[Stored items]
▬▬▬▬▬▬
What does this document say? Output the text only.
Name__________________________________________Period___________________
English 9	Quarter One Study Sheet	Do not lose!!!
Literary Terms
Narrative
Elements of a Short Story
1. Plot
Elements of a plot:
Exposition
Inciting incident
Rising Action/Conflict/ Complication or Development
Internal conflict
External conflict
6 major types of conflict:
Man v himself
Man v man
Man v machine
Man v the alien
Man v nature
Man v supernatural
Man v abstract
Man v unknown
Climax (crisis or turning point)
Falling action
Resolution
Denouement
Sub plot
▬▬▬▬▬▬
→ **WHAT YOU ARE ASKED TO DO**
Quote each line of the data above exactly as written.

→ **REPLY**
What does this document say? Output the text only.
Name__________________________________________Period___________________
English 9	Quarter One Study Sheet	Do not lose!!!
Literary Terms
Narrative
Elements of a Short Story
1. Plot
Elements of a plot:
Exposition
Inciting incident
Rising Action/Conflict/ Complication or Development
Internal conflict
External conflict
6 major types of conflict:
Man v himself
Man v man
Man v machine
Man v the alien
Man v nature
Man v supernatural
Man v abstract
Man v unknown
Climax (crisis or turning point)
Falling action
Resolution
Denouement
Sub plot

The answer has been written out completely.